▸ What to produce
Your task is to reproduce the entries below word for word.

——

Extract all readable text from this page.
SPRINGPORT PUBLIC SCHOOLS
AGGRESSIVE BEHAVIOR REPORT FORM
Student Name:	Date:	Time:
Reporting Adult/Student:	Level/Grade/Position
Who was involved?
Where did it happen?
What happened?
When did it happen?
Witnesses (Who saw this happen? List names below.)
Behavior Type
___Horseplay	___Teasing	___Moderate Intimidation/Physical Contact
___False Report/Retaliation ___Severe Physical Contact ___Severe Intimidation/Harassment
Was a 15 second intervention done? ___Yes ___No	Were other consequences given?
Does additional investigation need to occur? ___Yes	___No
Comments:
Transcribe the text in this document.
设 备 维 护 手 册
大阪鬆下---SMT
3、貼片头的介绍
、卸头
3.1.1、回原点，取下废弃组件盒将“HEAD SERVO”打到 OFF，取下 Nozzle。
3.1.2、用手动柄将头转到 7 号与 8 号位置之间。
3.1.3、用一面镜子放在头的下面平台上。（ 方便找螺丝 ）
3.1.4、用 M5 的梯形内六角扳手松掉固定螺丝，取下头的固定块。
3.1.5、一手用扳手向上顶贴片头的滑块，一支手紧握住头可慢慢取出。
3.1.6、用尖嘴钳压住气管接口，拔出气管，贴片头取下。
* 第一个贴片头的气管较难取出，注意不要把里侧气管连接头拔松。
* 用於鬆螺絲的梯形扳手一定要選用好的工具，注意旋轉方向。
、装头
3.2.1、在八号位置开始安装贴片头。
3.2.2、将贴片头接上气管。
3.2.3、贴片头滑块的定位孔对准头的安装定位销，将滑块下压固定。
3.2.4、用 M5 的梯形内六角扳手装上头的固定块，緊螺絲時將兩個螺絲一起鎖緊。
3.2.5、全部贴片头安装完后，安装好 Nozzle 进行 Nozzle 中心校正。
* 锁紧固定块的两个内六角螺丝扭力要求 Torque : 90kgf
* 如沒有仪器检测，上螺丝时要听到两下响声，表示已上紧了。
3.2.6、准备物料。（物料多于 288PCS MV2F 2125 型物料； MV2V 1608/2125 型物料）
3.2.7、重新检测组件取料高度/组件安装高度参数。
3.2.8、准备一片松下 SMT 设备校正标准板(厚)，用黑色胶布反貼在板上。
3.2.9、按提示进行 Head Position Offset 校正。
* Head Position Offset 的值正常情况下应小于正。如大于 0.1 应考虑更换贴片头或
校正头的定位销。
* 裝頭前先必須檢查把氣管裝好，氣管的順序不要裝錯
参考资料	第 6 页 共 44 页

——

▸ Problem solution
Extract all readable text from this page.
SPRINGPORT PUBLIC SCHOOLS
AGGRESSIVE BEHAVIOR REPORT FORM
Student Name:	Date:	Time:
Reporting Adult/Student:	Level/Grade/Position
Who was involved?
Where did it happen?
What happened?
When did it happen?
Witnesses (Who saw this happen? List names below.)
Behavior Type
___Horseplay	___Teasing	___Moderate Intimidation/Physical Contact
___False Report/Retaliation ___Severe Physical Contact ___Severe Intimidation/Harassment
Was a 15 second intervention done? ___Yes ___No	Were other consequences given?
Does additional investigation need to occur? ___Yes	___No
Comments:
Transcribe the text in this document.
设 备 维 护 手 册
大阪鬆下---SMT
3、貼片头的介绍
、卸头
3.1.1、回原点，取下废弃组件盒将“HEAD SERVO”打到 OFF，取下 Nozzle。
3.1.2、用手动柄将头转到 7 号与 8 号位置之间。
3.1.3、用一面镜子放在头的下面平台上。（ 方便找螺丝 ）
3.1.4、用 M5 的梯形内六角扳手松掉固定螺丝，取下头的固定块。
3.1.5、一手用扳手向上顶贴片头的滑块，一支手紧握住头可慢慢取出。
3.1.6、用尖嘴钳压住气管接口，拔出气管，贴片头取下。
* 第一个贴片头的气管较难取出，注意不要把里侧气管连接头拔松。
* 用於鬆螺絲的梯形扳手一定要選用好的工具，注意旋轉方向。
、装头
3.2.1、在八号位置开始安装贴片头。
3.2.2、将贴片头接上气管。
3.2.3、贴片头滑块的定位孔对准头的安装定位销，将滑块下压固定。
3.2.4、用 M5 的梯形内六角扳手装上头的固定块，緊螺絲時將兩個螺絲一起鎖緊。
3.2.5、全部贴片头安装完后，安装好 Nozzle 进行 Nozzle 中心校正。
* 锁紧固定块的两个内六角螺丝扭力要求 Torque : 90kgf
* 如沒有仪器检测，上螺丝时要听到两下响声，表示已上紧了。
3.2.6、准备物料。（物料多于 288PCS MV2F 2125 型物料； MV2V 1608/2125 型物料）
3.2.7、重新检测组件取料高度/组件安装高度参数。
3.2.8、准备一片松下 SMT 设备校正标准板(厚)，用黑色胶布反貼在板上。
3.2.9、按提示进行 Head Position Offset 校正。
* Head Position Offset 的值正常情况下应小于正。如大于 0.1 应考虑更换贴片头或
校正头的定位销。
* 裝頭前先必須檢查把氣管裝好，氣管的順序不要裝錯
参考资料	第 6 页 共 44 页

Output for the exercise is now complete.